— start —
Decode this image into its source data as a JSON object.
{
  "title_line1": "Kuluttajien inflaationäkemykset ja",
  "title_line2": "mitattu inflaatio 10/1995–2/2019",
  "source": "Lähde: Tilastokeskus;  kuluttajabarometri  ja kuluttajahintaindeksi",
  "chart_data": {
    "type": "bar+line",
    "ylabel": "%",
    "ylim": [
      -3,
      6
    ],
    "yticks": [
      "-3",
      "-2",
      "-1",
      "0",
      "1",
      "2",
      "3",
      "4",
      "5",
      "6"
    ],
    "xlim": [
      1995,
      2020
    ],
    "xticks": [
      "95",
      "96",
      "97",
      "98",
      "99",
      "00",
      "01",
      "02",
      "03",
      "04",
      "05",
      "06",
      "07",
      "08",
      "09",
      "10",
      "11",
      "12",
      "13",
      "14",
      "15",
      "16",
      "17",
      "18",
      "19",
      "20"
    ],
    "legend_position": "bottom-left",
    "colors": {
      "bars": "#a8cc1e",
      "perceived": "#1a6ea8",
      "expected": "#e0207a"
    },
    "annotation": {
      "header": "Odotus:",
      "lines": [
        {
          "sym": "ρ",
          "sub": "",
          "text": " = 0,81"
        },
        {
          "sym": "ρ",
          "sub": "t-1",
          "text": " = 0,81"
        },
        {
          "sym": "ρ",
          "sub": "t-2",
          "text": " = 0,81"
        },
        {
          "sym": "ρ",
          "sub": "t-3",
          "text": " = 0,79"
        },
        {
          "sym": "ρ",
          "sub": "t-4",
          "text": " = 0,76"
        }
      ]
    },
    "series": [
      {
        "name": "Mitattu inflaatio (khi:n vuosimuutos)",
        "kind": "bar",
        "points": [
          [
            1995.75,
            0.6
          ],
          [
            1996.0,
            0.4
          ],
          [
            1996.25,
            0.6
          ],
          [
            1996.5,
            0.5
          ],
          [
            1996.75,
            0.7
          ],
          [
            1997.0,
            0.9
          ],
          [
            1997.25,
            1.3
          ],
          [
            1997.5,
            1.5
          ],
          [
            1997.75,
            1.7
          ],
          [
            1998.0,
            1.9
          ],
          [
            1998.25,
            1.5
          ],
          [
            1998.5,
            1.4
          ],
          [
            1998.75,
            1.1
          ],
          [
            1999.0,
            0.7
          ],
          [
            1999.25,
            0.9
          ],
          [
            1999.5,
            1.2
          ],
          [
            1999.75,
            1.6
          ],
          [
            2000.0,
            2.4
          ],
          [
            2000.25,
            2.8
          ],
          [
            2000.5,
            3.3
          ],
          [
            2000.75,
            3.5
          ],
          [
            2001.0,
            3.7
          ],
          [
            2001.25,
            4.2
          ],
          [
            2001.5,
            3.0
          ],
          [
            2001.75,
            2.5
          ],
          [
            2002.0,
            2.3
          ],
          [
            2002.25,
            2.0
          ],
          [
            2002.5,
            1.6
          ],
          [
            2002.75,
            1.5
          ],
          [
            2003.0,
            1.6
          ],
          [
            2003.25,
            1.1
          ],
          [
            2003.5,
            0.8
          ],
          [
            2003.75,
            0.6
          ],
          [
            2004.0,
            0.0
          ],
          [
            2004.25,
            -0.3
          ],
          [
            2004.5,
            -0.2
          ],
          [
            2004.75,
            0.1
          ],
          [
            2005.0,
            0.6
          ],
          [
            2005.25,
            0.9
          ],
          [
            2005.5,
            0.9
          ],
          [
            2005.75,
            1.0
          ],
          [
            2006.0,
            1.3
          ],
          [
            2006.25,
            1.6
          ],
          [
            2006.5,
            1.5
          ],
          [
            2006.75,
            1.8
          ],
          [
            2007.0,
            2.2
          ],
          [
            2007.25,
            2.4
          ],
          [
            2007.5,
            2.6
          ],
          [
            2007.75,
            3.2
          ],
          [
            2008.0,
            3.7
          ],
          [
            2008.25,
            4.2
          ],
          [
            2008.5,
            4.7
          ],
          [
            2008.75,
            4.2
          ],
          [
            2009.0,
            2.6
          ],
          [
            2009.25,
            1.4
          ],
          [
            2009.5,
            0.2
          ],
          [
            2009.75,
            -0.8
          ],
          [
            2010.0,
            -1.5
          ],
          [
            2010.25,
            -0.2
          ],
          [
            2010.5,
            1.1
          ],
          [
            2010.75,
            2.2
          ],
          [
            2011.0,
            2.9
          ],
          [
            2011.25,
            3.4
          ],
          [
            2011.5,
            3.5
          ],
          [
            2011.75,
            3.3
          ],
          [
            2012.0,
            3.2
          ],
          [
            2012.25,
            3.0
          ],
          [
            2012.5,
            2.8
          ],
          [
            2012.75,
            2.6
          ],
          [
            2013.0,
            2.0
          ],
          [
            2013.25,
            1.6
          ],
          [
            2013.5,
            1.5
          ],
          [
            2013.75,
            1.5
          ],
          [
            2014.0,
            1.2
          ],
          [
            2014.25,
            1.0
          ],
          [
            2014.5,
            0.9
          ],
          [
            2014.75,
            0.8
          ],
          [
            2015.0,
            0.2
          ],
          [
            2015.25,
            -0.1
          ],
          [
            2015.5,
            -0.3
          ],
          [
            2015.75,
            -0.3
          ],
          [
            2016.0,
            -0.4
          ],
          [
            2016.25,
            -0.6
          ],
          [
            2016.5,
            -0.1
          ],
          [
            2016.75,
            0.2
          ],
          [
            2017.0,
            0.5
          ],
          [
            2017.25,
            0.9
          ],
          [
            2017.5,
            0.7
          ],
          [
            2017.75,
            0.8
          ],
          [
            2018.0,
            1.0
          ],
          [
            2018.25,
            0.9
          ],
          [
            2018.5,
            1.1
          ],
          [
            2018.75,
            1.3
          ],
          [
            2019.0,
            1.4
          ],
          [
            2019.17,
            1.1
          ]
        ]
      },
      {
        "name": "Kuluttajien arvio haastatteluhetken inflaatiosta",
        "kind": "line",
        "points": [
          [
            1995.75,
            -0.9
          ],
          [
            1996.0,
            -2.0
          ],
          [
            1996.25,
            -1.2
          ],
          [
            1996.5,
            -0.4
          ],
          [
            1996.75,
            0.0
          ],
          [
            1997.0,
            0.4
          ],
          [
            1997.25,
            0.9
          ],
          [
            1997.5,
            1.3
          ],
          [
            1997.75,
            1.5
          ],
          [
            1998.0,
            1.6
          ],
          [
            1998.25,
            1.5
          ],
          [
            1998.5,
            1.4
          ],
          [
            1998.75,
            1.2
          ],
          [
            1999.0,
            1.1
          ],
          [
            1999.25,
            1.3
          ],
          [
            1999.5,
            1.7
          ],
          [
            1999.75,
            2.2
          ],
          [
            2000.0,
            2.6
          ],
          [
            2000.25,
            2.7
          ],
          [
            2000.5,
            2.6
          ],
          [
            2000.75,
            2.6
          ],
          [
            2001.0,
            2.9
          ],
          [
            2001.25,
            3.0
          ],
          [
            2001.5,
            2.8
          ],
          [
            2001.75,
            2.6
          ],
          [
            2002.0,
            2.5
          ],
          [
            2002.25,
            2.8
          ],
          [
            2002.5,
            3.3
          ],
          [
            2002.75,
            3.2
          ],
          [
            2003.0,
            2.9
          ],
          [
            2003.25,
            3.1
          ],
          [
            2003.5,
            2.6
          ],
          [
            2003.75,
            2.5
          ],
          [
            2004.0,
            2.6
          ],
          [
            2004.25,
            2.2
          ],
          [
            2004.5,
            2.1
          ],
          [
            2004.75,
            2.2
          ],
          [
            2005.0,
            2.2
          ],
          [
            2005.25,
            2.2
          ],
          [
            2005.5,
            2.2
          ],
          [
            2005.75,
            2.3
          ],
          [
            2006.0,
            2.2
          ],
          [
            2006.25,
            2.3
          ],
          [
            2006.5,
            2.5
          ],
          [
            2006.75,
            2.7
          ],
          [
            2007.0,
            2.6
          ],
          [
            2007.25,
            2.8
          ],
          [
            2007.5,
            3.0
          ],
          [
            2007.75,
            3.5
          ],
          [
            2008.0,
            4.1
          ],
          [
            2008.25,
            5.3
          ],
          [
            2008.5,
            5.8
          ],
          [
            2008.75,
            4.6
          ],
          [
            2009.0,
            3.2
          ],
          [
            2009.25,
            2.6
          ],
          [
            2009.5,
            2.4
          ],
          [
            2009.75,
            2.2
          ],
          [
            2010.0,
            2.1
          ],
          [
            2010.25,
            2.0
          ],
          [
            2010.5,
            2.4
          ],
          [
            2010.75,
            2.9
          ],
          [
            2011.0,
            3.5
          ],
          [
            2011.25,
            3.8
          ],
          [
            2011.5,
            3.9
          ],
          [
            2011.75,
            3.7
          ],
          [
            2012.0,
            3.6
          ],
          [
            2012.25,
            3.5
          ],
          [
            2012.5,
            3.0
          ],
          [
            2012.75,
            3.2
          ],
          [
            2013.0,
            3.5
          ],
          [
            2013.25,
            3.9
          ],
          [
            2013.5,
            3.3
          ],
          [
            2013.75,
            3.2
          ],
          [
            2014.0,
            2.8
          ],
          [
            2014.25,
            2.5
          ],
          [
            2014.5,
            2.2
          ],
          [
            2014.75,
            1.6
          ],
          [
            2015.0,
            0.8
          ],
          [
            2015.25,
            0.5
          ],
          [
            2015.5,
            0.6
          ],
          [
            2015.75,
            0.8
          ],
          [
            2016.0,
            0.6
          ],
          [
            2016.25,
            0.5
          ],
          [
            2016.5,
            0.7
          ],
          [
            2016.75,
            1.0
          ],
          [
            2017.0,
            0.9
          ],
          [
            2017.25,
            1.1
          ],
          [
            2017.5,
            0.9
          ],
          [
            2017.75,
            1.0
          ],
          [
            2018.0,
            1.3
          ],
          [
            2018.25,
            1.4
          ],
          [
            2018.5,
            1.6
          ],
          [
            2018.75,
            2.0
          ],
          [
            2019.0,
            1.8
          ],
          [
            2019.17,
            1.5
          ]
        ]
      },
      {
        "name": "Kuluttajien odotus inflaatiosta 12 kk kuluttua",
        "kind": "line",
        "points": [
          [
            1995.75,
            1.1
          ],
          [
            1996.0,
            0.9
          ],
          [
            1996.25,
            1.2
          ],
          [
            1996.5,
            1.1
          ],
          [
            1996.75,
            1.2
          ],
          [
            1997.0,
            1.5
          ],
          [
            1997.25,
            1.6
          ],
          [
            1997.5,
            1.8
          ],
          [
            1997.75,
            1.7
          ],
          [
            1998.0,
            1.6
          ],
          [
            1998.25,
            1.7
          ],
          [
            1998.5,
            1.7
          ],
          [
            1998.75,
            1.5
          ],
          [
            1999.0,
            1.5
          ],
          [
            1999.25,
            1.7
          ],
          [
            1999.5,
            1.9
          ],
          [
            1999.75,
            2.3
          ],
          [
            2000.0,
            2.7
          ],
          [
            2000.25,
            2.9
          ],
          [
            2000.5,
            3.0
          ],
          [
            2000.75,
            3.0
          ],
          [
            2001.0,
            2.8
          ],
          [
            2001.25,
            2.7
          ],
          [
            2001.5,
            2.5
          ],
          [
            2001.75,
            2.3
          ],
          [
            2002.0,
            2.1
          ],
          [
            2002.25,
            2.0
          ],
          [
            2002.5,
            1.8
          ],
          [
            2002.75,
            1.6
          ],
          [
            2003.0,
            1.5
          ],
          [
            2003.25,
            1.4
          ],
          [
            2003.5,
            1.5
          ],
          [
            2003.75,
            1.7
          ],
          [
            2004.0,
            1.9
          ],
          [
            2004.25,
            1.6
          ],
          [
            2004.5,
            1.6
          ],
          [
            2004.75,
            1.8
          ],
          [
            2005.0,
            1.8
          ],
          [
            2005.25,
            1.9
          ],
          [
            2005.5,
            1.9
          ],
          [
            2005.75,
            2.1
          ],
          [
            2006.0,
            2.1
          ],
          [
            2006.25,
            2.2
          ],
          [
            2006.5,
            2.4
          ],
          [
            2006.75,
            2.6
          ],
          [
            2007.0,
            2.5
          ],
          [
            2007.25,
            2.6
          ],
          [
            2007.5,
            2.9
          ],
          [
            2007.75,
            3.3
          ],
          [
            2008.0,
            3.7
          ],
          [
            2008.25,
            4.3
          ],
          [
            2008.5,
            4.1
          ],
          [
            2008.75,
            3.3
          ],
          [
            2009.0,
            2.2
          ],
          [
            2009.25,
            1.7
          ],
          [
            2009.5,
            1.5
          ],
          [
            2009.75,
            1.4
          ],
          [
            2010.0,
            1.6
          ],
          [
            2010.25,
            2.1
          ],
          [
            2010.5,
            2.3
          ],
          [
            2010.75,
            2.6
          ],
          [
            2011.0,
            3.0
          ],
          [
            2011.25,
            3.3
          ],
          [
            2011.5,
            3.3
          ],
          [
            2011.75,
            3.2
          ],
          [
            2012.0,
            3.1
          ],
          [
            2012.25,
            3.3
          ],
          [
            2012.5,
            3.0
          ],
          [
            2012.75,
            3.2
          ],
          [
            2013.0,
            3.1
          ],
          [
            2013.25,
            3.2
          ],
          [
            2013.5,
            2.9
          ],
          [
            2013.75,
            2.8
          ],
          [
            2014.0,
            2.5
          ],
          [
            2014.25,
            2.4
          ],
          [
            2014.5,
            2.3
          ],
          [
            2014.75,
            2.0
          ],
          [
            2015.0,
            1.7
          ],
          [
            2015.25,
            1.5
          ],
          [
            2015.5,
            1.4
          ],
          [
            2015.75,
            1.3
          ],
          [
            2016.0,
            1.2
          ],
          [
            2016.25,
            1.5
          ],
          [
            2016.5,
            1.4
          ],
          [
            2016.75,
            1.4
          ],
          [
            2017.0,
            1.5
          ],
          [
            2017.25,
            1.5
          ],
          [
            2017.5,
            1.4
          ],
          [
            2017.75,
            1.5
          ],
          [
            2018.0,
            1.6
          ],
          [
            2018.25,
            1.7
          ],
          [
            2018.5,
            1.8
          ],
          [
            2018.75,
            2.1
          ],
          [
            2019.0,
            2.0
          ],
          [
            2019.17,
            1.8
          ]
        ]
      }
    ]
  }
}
— end —
_Exercise goal_.
Copy out every line of the data that includes the word "inflaatiosta".

_Solution to this exercise_.
        "name": "Kuluttajien arvio haastatteluhetken inflaatiosta",
        "name": "Kuluttajien odotus inflaatiosta 12 kk kuluttua",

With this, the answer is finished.